EXERCISE PROMPT: Copy the entries below character for character, from the line containing "List UI elements" through the line containing "561, 211, 592]". Leave the picture out of your copy.

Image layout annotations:
__________

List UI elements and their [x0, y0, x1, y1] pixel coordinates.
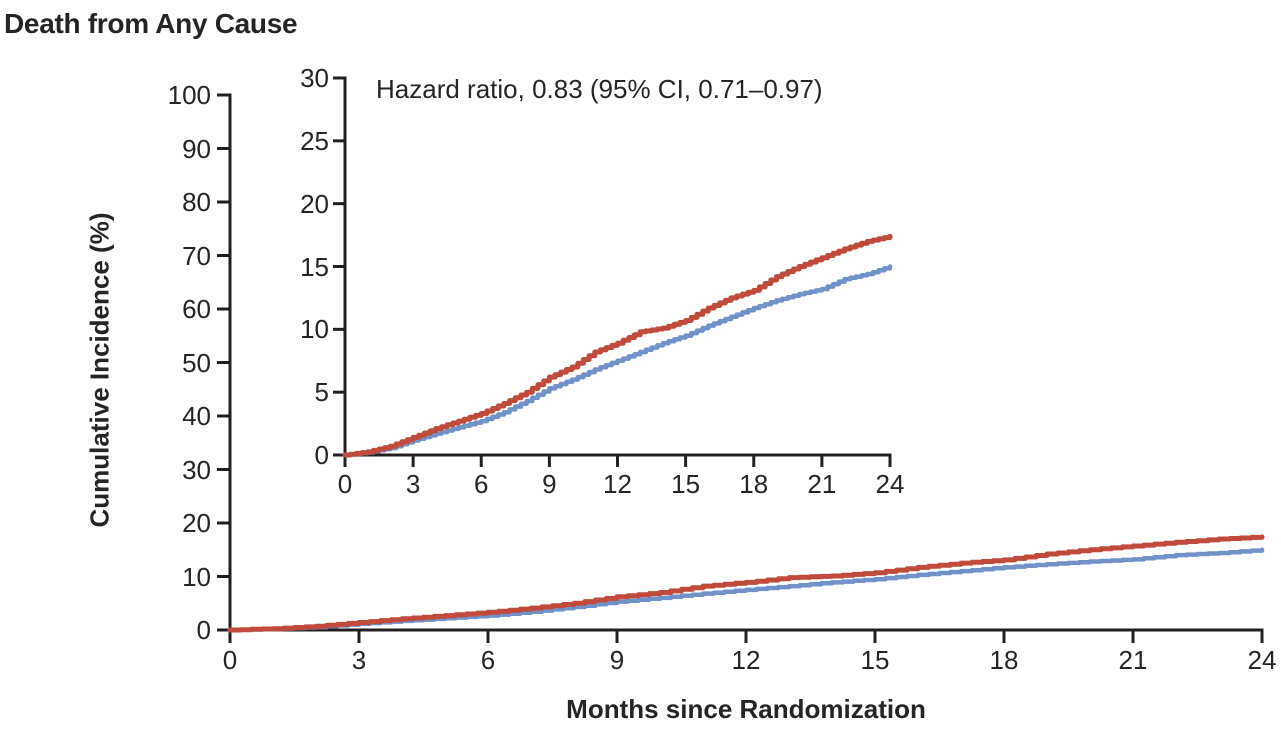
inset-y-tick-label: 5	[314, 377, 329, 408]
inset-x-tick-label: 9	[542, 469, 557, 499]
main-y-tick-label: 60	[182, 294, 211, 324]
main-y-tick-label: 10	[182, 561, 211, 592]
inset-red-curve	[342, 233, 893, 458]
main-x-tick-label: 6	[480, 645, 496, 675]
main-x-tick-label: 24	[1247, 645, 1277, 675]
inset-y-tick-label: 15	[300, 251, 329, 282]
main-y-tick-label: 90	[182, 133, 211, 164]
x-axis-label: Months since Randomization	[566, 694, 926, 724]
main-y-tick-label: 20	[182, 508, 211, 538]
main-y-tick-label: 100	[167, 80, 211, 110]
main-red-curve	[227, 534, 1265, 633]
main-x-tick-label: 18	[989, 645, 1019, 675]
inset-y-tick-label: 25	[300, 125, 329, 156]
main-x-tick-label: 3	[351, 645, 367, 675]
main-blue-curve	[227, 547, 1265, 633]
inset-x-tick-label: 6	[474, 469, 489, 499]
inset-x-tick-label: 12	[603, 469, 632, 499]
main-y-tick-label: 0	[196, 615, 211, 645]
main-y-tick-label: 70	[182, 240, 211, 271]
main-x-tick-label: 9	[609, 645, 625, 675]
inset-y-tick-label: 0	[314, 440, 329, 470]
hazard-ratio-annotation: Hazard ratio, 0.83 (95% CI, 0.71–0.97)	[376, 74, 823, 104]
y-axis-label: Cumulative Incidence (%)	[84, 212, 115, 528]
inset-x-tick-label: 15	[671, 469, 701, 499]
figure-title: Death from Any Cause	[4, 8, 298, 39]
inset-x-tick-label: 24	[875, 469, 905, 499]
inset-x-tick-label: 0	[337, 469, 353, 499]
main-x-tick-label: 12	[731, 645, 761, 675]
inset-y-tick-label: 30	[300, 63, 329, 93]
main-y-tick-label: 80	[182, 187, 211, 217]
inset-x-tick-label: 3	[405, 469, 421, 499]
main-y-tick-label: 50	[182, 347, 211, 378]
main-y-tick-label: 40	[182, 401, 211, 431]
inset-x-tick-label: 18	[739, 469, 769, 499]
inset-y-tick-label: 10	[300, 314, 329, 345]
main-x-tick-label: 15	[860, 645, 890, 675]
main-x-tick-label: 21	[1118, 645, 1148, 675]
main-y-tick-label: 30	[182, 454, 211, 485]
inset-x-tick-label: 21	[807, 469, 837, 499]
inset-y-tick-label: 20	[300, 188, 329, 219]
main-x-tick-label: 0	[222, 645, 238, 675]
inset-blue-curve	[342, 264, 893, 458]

__________

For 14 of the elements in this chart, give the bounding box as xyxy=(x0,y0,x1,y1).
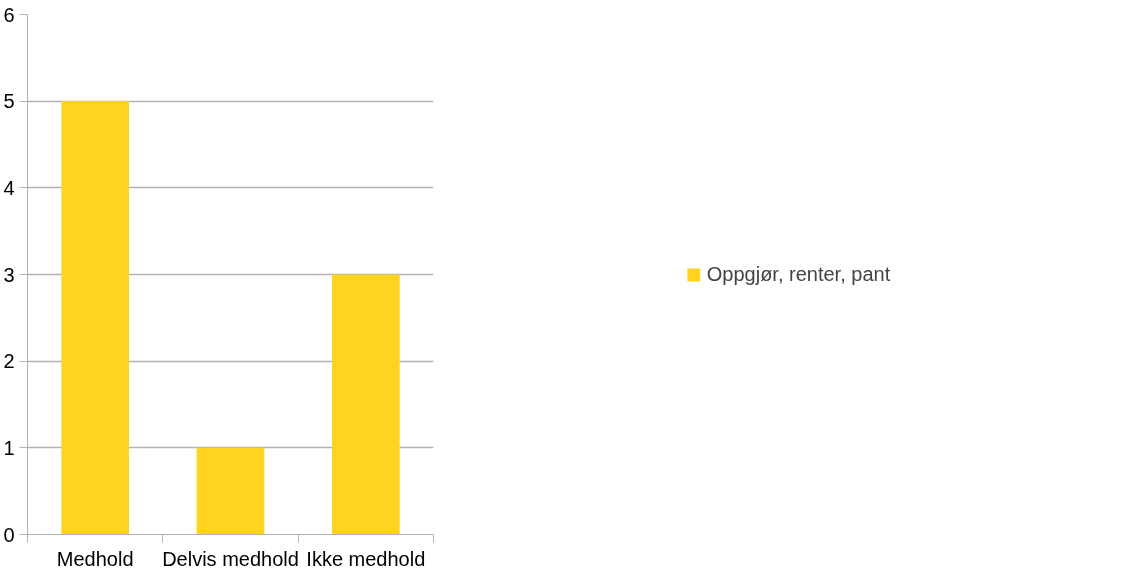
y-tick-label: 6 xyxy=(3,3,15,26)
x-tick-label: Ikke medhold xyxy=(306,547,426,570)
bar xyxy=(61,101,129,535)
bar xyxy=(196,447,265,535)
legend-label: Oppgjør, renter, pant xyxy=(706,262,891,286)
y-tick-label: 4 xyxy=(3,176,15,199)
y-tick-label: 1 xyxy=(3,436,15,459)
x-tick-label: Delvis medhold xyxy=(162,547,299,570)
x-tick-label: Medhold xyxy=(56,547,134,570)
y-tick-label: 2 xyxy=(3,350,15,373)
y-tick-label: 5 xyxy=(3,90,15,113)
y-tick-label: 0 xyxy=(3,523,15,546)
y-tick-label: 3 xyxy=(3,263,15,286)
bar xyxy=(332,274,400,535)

__________

OUTPUT FOR THIS TASK:
List UI elements and their [x0, y0, x1, y1] pixel coordinates.
inset-y-tick-label: 5	[314, 377, 329, 408]
inset-x-tick-label: 9	[542, 469, 557, 499]
main-y-tick-label: 60	[182, 294, 211, 324]
main-y-tick-label: 10	[182, 561, 211, 592]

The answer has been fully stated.